'''

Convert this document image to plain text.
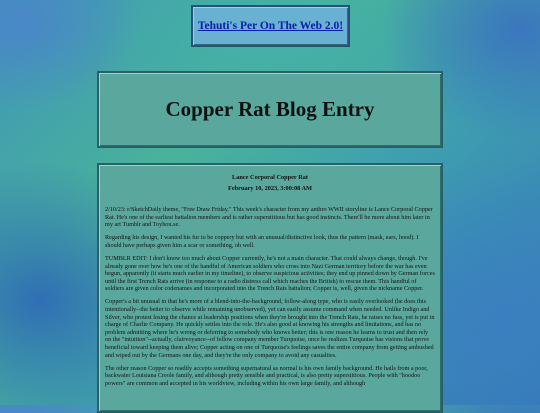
Tehuti's Per On The Web 2.0!
Copper Rat Blog Entry
Lance Corporal Copper Rat
February 10, 2023, 3:00:08 AM

2/10/23: r/SketchDaily theme, "Free Draw Friday." This week's character from my anthro WWII storyline is Lance Corporal Copper Rat. He's one of the earliest battalion members and is rather superstitious but has good instincts. There'll be more about him later in my art Tumblr and Toyhou.se.

Regarding his design, I wanted his fur to be coppery but with an unusual/distinctive look, thus the pattern (mask, ears, hood). I should have perhaps given him a scar or something, oh well.

TUMBLR EDIT: I don't know too much about Copper currently, he's not a main character. That could always change, though. I've already gone over how he's one of the handful of American soldiers who cross into Nazi German territory before the war has even begun, apparently (it starts much earlier in my timeline), to observe suspicious activities; they end up pinned down by German forces until the first Trench Rats arrive (in response to a radio distress call which reaches the British) to rescue them. This handful of soldiers are given color codenames and incorporated into the Trench Rats battalion; Copper is, well, given the nickname Copper.

Copper's a bit unusual in that he's more of a blend-into-the-background, follow-along type, who is easily overlooked (he does this intentionally--the better to observe while remaining unobserved), yet can easily assume command when needed. Unlike Indigo and Silver, who protest losing the chance at leadership positions when they're brought into the Trench Rats, he raises no fuss, yet is put in charge of Charlie Company. He quickly settles into the role. He's also good at knowing his strengths and limitations, and has no problem admitting where he's wrong or deferring to somebody who knows better; this is one reason he learns to trust and then rely on the "intuition"--actually, clairvoyance--of fellow company member Turquoise, once he realizes Turquoise has visions that prove beneficial toward keeping them alive; Copper acting on one of Turquoise's feelings saves the entire company from getting ambushed and wiped out by the Germans one day, and they're the only company to avoid any casualties.

The other reason Copper so readily accepts something supernatural as normal is his own family background. He hails from a poor, backwater Louisiana Creole family, and although pretty sensible and practical, is also pretty superstitious. People with "hoodoo powers" are common and accepted in his worldview, including within his own large family, and although
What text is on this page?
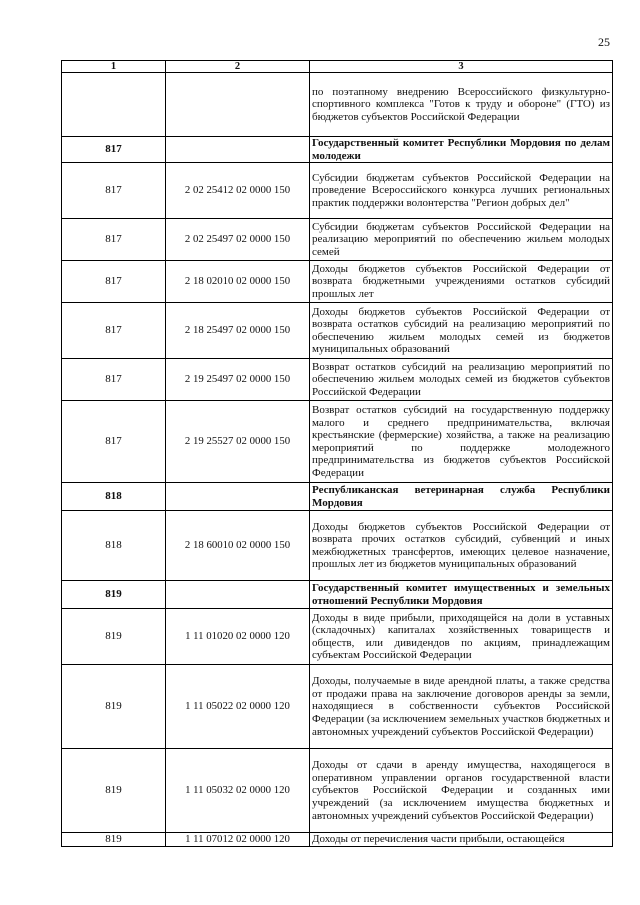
25
1	2	3
		по поэтапному внедрению Всероссийского физкультурно-спортивного комплекса "Готов к труду и обороне" (ГТО) из бюджетов субъектов Российской Федерации
817		Государственный комитет Республики Мордовия по делам молодежи
817	2 02 25412 02 0000 150	Субсидии бюджетам субъектов Российской Федерации на проведение Всероссийского конкурса лучших региональных практик поддержки волонтерства "Регион добрых дел"
817	2 02 25497 02 0000 150	Субсидии бюджетам субъектов Российской Федерации на реализацию мероприятий по обеспечению жильем молодых семей
817	2 18 02010 02 0000 150	Доходы бюджетов субъектов Российской Федерации от возврата бюджетными учреждениями остатков субсидий прошлых лет
817	2 18 25497 02 0000 150	Доходы бюджетов субъектов Российской Федерации от возврата остатков субсидий на реализацию мероприятий по обеспечению жильем молодых семей из бюджетов муниципальных образований
817	2 19 25497 02 0000 150	Возврат остатков субсидий на реализацию мероприятий по обеспечению жильем молодых семей из бюджетов субъектов Российской Федерации
817	2 19 25527 02 0000 150	Возврат остатков субсидий на государственную поддержку малого и среднего предпринимательства, включая крестьянские (фермерские) хозяйства, а также на реализацию мероприятий по поддержке молодежного предпринимательства из бюджетов субъектов Российской Федерации
818		Республиканская ветеринарная служба Республики Мордовия
818	2 18 60010 02 0000 150	Доходы бюджетов субъектов Российской Федерации от возврата прочих остатков субсидий, субвенций и иных межбюджетных трансфертов, имеющих целевое назначение, прошлых лет из бюджетов муниципальных образований
819		Государственный комитет имущественных и земельных отношений Республики Мордовия
819	1 11 01020 02 0000 120	Доходы в виде прибыли, приходящейся на доли в уставных (складочных) капиталах хозяйственных товариществ и обществ, или дивидендов по акциям, принадлежащим субъектам Российской Федерации
819	1 11 05022 02 0000 120	Доходы, получаемые в виде арендной платы, а также средства от продажи права на заключение договоров аренды за земли, находящиеся в собственности субъектов Российской Федерации (за исключением земельных участков бюджетных и автономных учреждений субъектов Российской Федерации)
819	1 11 05032 02 0000 120	Доходы от сдачи в аренду имущества, находящегося в оперативном управлении органов государственной власти субъектов Российской Федерации и созданных ими учреждений (за исключением имущества бюджетных и автономных учреждений субъектов Российской Федерации)
819	1 11 07012 02 0000 120	Доходы от перечисления части прибыли, остающейся
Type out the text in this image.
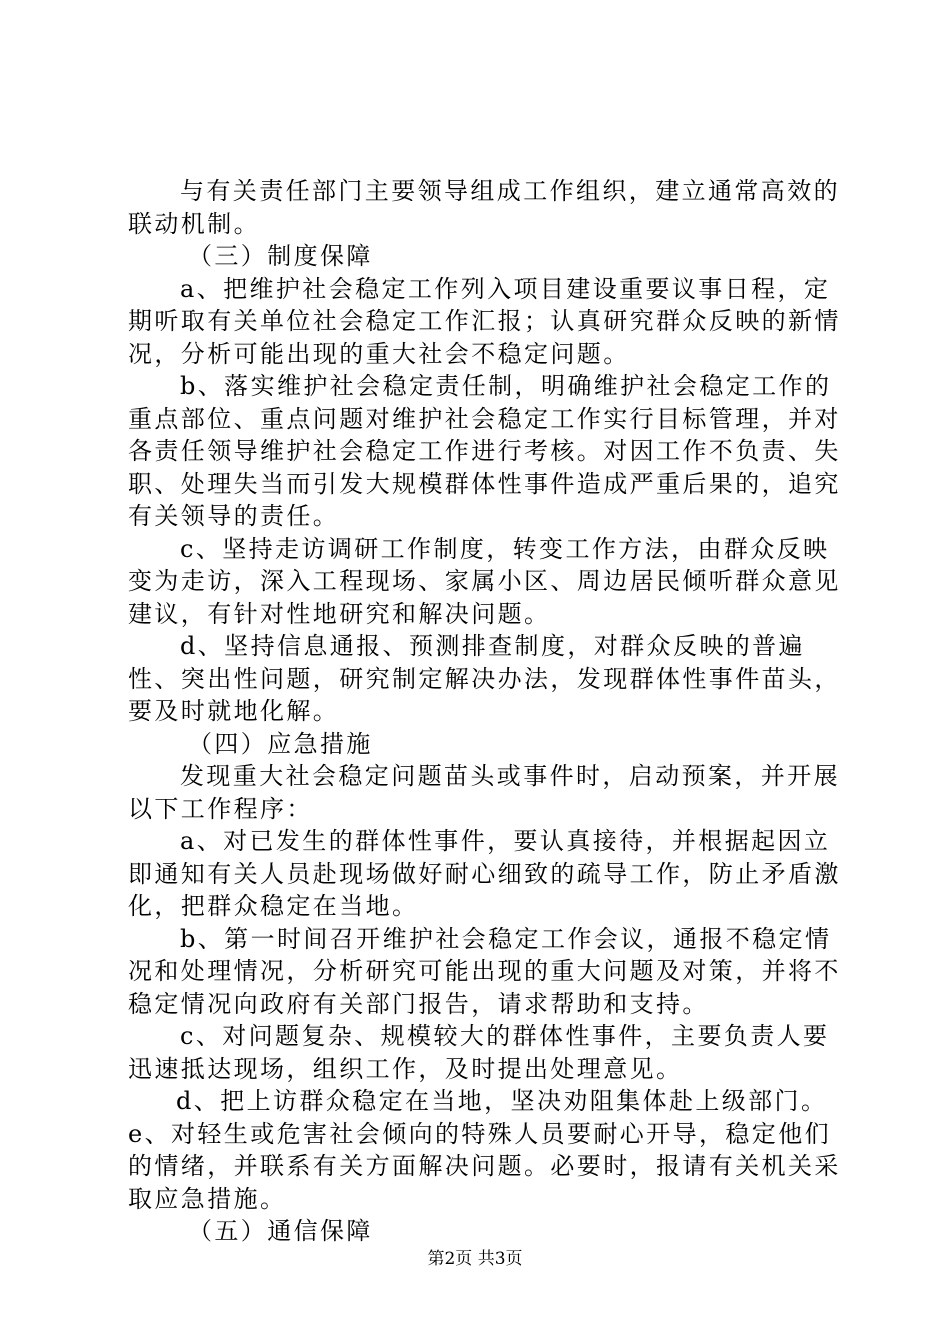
与有关责任部门主要领导组成工作组织，建立通常高效的联动机制。

（三）制度保障

a、把维护社会稳定工作列入项目建设重要议事日程，定期听取有关单位社会稳定工作汇报；认真研究群众反映的新情况，分析可能出现的重大社会不稳定问题。

b、落实维护社会稳定责任制，明确维护社会稳定工作的重点部位、重点问题对维护社会稳定工作实行目标管理，并对各责任领导维护社会稳定工作进行考核。对因工作不负责、失职、处理失当而引发大规模群体性事件造成严重后果的，追究有关领导的责任。

c、坚持走访调研工作制度，转变工作方法，由群众反映变为走访，深入工程现场、家属小区、周边居民倾听群众意见建议，有针对性地研究和解决问题。

d、坚持信息通报、预测排查制度，对群众反映的普遍性、突出性问题，研究制定解决办法，发现群体性事件苗头，要及时就地化解。

（四）应急措施

发现重大社会稳定问题苗头或事件时，启动预案，并开展以下工作程序：

a、对已发生的群体性事件，要认真接待，并根据起因立即通知有关人员赴现场做好耐心细致的疏导工作，防止矛盾激化，把群众稳定在当地。

b、第一时间召开维护社会稳定工作会议，通报不稳定情况和处理情况，分析研究可能出现的重大问题及对策，并将不稳定情况向政府有关部门报告，请求帮助和支持。

c、对问题复杂、规模较大的群体性事件，主要负责人要迅速抵达现场，组织工作，及时提出处理意见。

d、把上访群众稳定在当地，坚决劝阻集体赴上级部门。

e、对轻生或危害社会倾向的特殊人员要耐心开导，稳定他们的情绪，并联系有关方面解决问题。必要时，报请有关机关采取应急措施。

（五）通信保障

第2页 共3页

'''

**What the task asks:**
Print every entry exactly as written, without the pictures.

**Task solution:**
Convert this document image to plain text.
Tehuti's Per On The Web 2.0!
Copper Rat Blog Entry
Lance Corporal Copper Rat
February 10, 2023, 3:00:08 AM

2/10/23: r/SketchDaily theme, "Free Draw Friday." This week's character from my anthro WWII storyline is Lance Corporal Copper Rat. He's one of the earliest battalion members and is rather superstitious but has good instincts. There'll be more about him later in my art Tumblr and Toyhou.se.

Regarding his design, I wanted his fur to be coppery but with an unusual/distinctive look, thus the pattern (mask, ears, hood). I should have perhaps given him a scar or something, oh well.

TUMBLR EDIT: I don't know too much about Copper currently, he's not a main character. That could always change, though. I've already gone over how he's one of the handful of American soldiers who cross into Nazi German territory before the war has even begun, apparently (it starts much earlier in my timeline), to observe suspicious activities; they end up pinned down by German forces until the first Trench Rats arrive (in response to a radio distress call which reaches the British) to rescue them. This handful of soldiers are given color codenames and incorporated into the Trench Rats battalion; Copper is, well, given the nickname Copper.

Copper's a bit unusual in that he's more of a blend-into-the-background, follow-along type, who is easily overlooked (he does this intentionally--the better to observe while remaining unobserved), yet can easily assume command when needed. Unlike Indigo and Silver, who protest losing the chance at leadership positions when they're brought into the Trench Rats, he raises no fuss, yet is put in charge of Charlie Company. He quickly settles into the role. He's also good at knowing his strengths and limitations, and has no problem admitting where he's wrong or deferring to somebody who knows better; this is one reason he learns to trust and then rely on the "intuition"--actually, clairvoyance--of fellow company member Turquoise, once he realizes Turquoise has visions that prove beneficial toward keeping them alive; Copper acting on one of Turquoise's feelings saves the entire company from getting ambushed and wiped out by the Germans one day, and they're the only company to avoid any casualties.

The other reason Copper so readily accepts something supernatural as normal is his own family background. He hails from a poor, backwater Louisiana Creole family, and although pretty sensible and practical, is also pretty superstitious. People with "hoodoo powers" are common and accepted in his worldview, including within his own large family, and although
What text is on this page?
25
1	2	3
		по поэтапному внедрению Всероссийского физкультурно-спортивного комплекса "Готов к труду и обороне" (ГТО) из бюджетов субъектов Российской Федерации
817		Государственный комитет Республики Мордовия по делам молодежи
817	2 02 25412 02 0000 150	Субсидии бюджетам субъектов Российской Федерации на проведение Всероссийского конкурса лучших региональных практик поддержки волонтерства "Регион добрых дел"
817	2 02 25497 02 0000 150	Субсидии бюджетам субъектов Российской Федерации на реализацию мероприятий по обеспечению жильем молодых семей
817	2 18 02010 02 0000 150	Доходы бюджетов субъектов Российской Федерации от возврата бюджетными учреждениями остатков субсидий прошлых лет
817	2 18 25497 02 0000 150	Доходы бюджетов субъектов Российской Федерации от возврата остатков субсидий на реализацию мероприятий по обеспечению жильем молодых семей из бюджетов муниципальных образований
817	2 19 25497 02 0000 150	Возврат остатков субсидий на реализацию мероприятий по обеспечению жильем молодых семей из бюджетов субъектов Российской Федерации
817	2 19 25527 02 0000 150	Возврат остатков субсидий на государственную поддержку малого и среднего предпринимательства, включая крестьянские (фермерские) хозяйства, а также на реализацию мероприятий по поддержке молодежного предпринимательства из бюджетов субъектов Российской Федерации
818		Республиканская ветеринарная служба Республики Мордовия
818	2 18 60010 02 0000 150	Доходы бюджетов субъектов Российской Федерации от возврата прочих остатков субсидий, субвенций и иных межбюджетных трансфертов, имеющих целевое назначение, прошлых лет из бюджетов муниципальных образований
819		Государственный комитет имущественных и земельных отношений Республики Мордовия
819	1 11 01020 02 0000 120	Доходы в виде прибыли, приходящейся на доли в уставных (складочных) капиталах хозяйственных товариществ и обществ, или дивидендов по акциям, принадлежащим субъектам Российской Федерации
819	1 11 05022 02 0000 120	Доходы, получаемые в виде арендной платы, а также средства от продажи права на заключение договоров аренды за земли, находящиеся в собственности субъектов Российской Федерации (за исключением земельных участков бюджетных и автономных учреждений субъектов Российской Федерации)
819	1 11 05032 02 0000 120	Доходы от сдачи в аренду имущества, находящегося в оперативном управлении органов государственной власти субъектов Российской Федерации и созданных ими учреждений (за исключением имущества бюджетных и автономных учреждений субъектов Российской Федерации)
819	1 11 07012 02 0000 120	Доходы от перечисления части прибыли, остающейся
Type out the text in this image.
与有关责任部门主要领导组成工作组织，建立通常高效的联动机制。

（三）制度保障

a、把维护社会稳定工作列入项目建设重要议事日程，定期听取有关单位社会稳定工作汇报；认真研究群众反映的新情况，分析可能出现的重大社会不稳定问题。

b、落实维护社会稳定责任制，明确维护社会稳定工作的重点部位、重点问题对维护社会稳定工作实行目标管理，并对各责任领导维护社会稳定工作进行考核。对因工作不负责、失职、处理失当而引发大规模群体性事件造成严重后果的，追究有关领导的责任。

c、坚持走访调研工作制度，转变工作方法，由群众反映变为走访，深入工程现场、家属小区、周边居民倾听群众意见建议，有针对性地研究和解决问题。

d、坚持信息通报、预测排查制度，对群众反映的普遍性、突出性问题，研究制定解决办法，发现群体性事件苗头，要及时就地化解。

（四）应急措施

发现重大社会稳定问题苗头或事件时，启动预案，并开展以下工作程序：

a、对已发生的群体性事件，要认真接待，并根据起因立即通知有关人员赴现场做好耐心细致的疏导工作，防止矛盾激化，把群众稳定在当地。

b、第一时间召开维护社会稳定工作会议，通报不稳定情况和处理情况，分析研究可能出现的重大问题及对策，并将不稳定情况向政府有关部门报告，请求帮助和支持。

c、对问题复杂、规模较大的群体性事件，主要负责人要迅速抵达现场，组织工作，及时提出处理意见。

d、把上访群众稳定在当地，坚决劝阻集体赴上级部门。

e、对轻生或危害社会倾向的特殊人员要耐心开导，稳定他们的情绪，并联系有关方面解决问题。必要时，报请有关机关采取应急措施。

（五）通信保障

第2页 共3页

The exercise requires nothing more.